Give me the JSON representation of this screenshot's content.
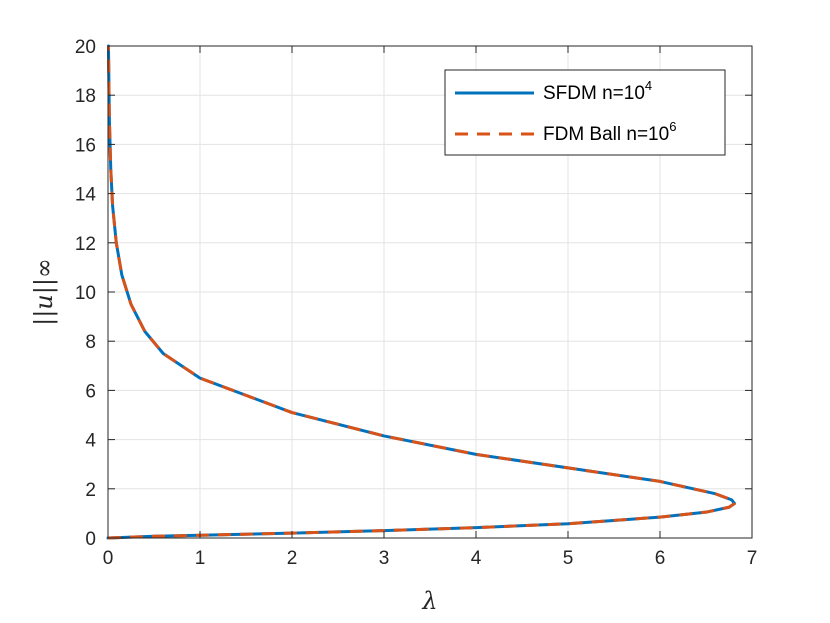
{
  "chart_data": {
    "type": "line",
    "xlabel": "λ",
    "ylabel": "||u||∞",
    "xlim": [
      0,
      7
    ],
    "ylim": [
      0,
      20
    ],
    "xticks": [
      "0",
      "1",
      "2",
      "3",
      "4",
      "5",
      "6",
      "7"
    ],
    "yticks": [
      "0",
      "2",
      "4",
      "6",
      "8",
      "10",
      "12",
      "14",
      "16",
      "18",
      "20"
    ],
    "grid": true,
    "legend_position": "top-right",
    "series": [
      {
        "name": "SFDM n=10",
        "name_exponent": "4",
        "color": "#0072BD",
        "style": "solid",
        "points": [
          [
            0,
            0
          ],
          [
            0.5,
            0.07
          ],
          [
            1,
            0.11
          ],
          [
            2,
            0.2
          ],
          [
            3,
            0.3
          ],
          [
            4,
            0.42
          ],
          [
            5,
            0.58
          ],
          [
            6,
            0.85
          ],
          [
            6.5,
            1.05
          ],
          [
            6.75,
            1.25
          ],
          [
            6.81,
            1.4
          ],
          [
            6.78,
            1.55
          ],
          [
            6.6,
            1.8
          ],
          [
            6.3,
            2.05
          ],
          [
            6,
            2.3
          ],
          [
            5,
            2.85
          ],
          [
            4,
            3.4
          ],
          [
            3,
            4.15
          ],
          [
            2,
            5.1
          ],
          [
            1,
            6.5
          ],
          [
            0.6,
            7.5
          ],
          [
            0.4,
            8.4
          ],
          [
            0.25,
            9.5
          ],
          [
            0.15,
            10.7
          ],
          [
            0.09,
            12
          ],
          [
            0.05,
            13.5
          ],
          [
            0.03,
            15
          ],
          [
            0.015,
            17
          ],
          [
            0.005,
            20
          ]
        ]
      },
      {
        "name": "FDM Ball n=10",
        "name_exponent": "6",
        "color": "#D95319",
        "style": "dashed",
        "points": [
          [
            0,
            0
          ],
          [
            0.5,
            0.07
          ],
          [
            1,
            0.11
          ],
          [
            2,
            0.2
          ],
          [
            3,
            0.3
          ],
          [
            4,
            0.42
          ],
          [
            5,
            0.58
          ],
          [
            6,
            0.85
          ],
          [
            6.5,
            1.05
          ],
          [
            6.75,
            1.25
          ],
          [
            6.81,
            1.4
          ],
          [
            6.78,
            1.55
          ],
          [
            6.6,
            1.8
          ],
          [
            6.3,
            2.05
          ],
          [
            6,
            2.3
          ],
          [
            5,
            2.85
          ],
          [
            4,
            3.4
          ],
          [
            3,
            4.15
          ],
          [
            2,
            5.1
          ],
          [
            1,
            6.5
          ],
          [
            0.6,
            7.5
          ],
          [
            0.4,
            8.4
          ],
          [
            0.25,
            9.5
          ],
          [
            0.15,
            10.7
          ],
          [
            0.09,
            12
          ],
          [
            0.05,
            13.5
          ],
          [
            0.03,
            15
          ],
          [
            0.015,
            17
          ],
          [
            0.005,
            20
          ]
        ]
      }
    ]
  }
}
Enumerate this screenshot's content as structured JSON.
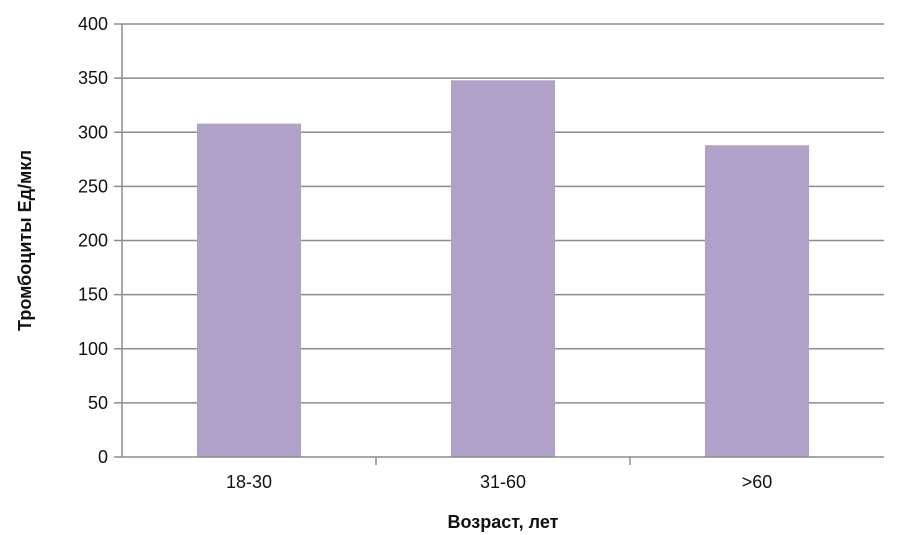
{
  "chart_data": {
    "type": "bar",
    "title": "",
    "xlabel": "Возраст, лет",
    "ylabel": "Тромбоциты Ед/мкл",
    "categories": [
      "18-30",
      "31-60",
      ">60"
    ],
    "values": [
      308,
      348,
      288
    ],
    "ylim": [
      0,
      400
    ],
    "yticks": [
      0,
      50,
      100,
      150,
      200,
      250,
      300,
      350,
      400
    ],
    "grid": true,
    "legend": "none",
    "bar_color": "#b0a1c8",
    "grid_color": "#8c8c8c"
  }
}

——————

Exercise details: Give every record again exactly, apart from the pictures, which stay out.

Solution to the problem:
Give me the JSON representation of this screenshot's content.
{
  "chart_data": {
    "type": "line",
    "xlabel": "λ",
    "ylabel": "||u||∞",
    "xlim": [
      0,
      7
    ],
    "ylim": [
      0,
      20
    ],
    "xticks": [
      "0",
      "1",
      "2",
      "3",
      "4",
      "5",
      "6",
      "7"
    ],
    "yticks": [
      "0",
      "2",
      "4",
      "6",
      "8",
      "10",
      "12",
      "14",
      "16",
      "18",
      "20"
    ],
    "grid": true,
    "legend_position": "top-right",
    "series": [
      {
        "name": "SFDM n=10",
        "name_exponent": "4",
        "color": "#0072BD",
        "style": "solid",
        "points": [
          [
            0,
            0
          ],
          [
            0.5,
            0.07
          ],
          [
            1,
            0.11
          ],
          [
            2,
            0.2
          ],
          [
            3,
            0.3
          ],
          [
            4,
            0.42
          ],
          [
            5,
            0.58
          ],
          [
            6,
            0.85
          ],
          [
            6.5,
            1.05
          ],
          [
            6.75,
            1.25
          ],
          [
            6.81,
            1.4
          ],
          [
            6.78,
            1.55
          ],
          [
            6.6,
            1.8
          ],
          [
            6.3,
            2.05
          ],
          [
            6,
            2.3
          ],
          [
            5,
            2.85
          ],
          [
            4,
            3.4
          ],
          [
            3,
            4.15
          ],
          [
            2,
            5.1
          ],
          [
            1,
            6.5
          ],
          [
            0.6,
            7.5
          ],
          [
            0.4,
            8.4
          ],
          [
            0.25,
            9.5
          ],
          [
            0.15,
            10.7
          ],
          [
            0.09,
            12
          ],
          [
            0.05,
            13.5
          ],
          [
            0.03,
            15
          ],
          [
            0.015,
            17
          ],
          [
            0.005,
            20
          ]
        ]
      },
      {
        "name": "FDM Ball n=10",
        "name_exponent": "6",
        "color": "#D95319",
        "style": "dashed",
        "points": [
          [
            0,
            0
          ],
          [
            0.5,
            0.07
          ],
          [
            1,
            0.11
          ],
          [
            2,
            0.2
          ],
          [
            3,
            0.3
          ],
          [
            4,
            0.42
          ],
          [
            5,
            0.58
          ],
          [
            6,
            0.85
          ],
          [
            6.5,
            1.05
          ],
          [
            6.75,
            1.25
          ],
          [
            6.81,
            1.4
          ],
          [
            6.78,
            1.55
          ],
          [
            6.6,
            1.8
          ],
          [
            6.3,
            2.05
          ],
          [
            6,
            2.3
          ],
          [
            5,
            2.85
          ],
          [
            4,
            3.4
          ],
          [
            3,
            4.15
          ],
          [
            2,
            5.1
          ],
          [
            1,
            6.5
          ],
          [
            0.6,
            7.5
          ],
          [
            0.4,
            8.4
          ],
          [
            0.25,
            9.5
          ],
          [
            0.15,
            10.7
          ],
          [
            0.09,
            12
          ],
          [
            0.05,
            13.5
          ],
          [
            0.03,
            15
          ],
          [
            0.015,
            17
          ],
          [
            0.005,
            20
          ]
        ]
      }
    ]
  }
}
Enumerate this screenshot's content as structured JSON.
{
  "chart_data": {
    "type": "bar",
    "title": "",
    "xlabel": "Возраст, лет",
    "ylabel": "Тромбоциты Ед/мкл",
    "categories": [
      "18-30",
      "31-60",
      ">60"
    ],
    "values": [
      308,
      348,
      288
    ],
    "ylim": [
      0,
      400
    ],
    "yticks": [
      0,
      50,
      100,
      150,
      200,
      250,
      300,
      350,
      400
    ],
    "grid": true,
    "legend": "none",
    "bar_color": "#b0a1c8",
    "grid_color": "#8c8c8c"
  }
}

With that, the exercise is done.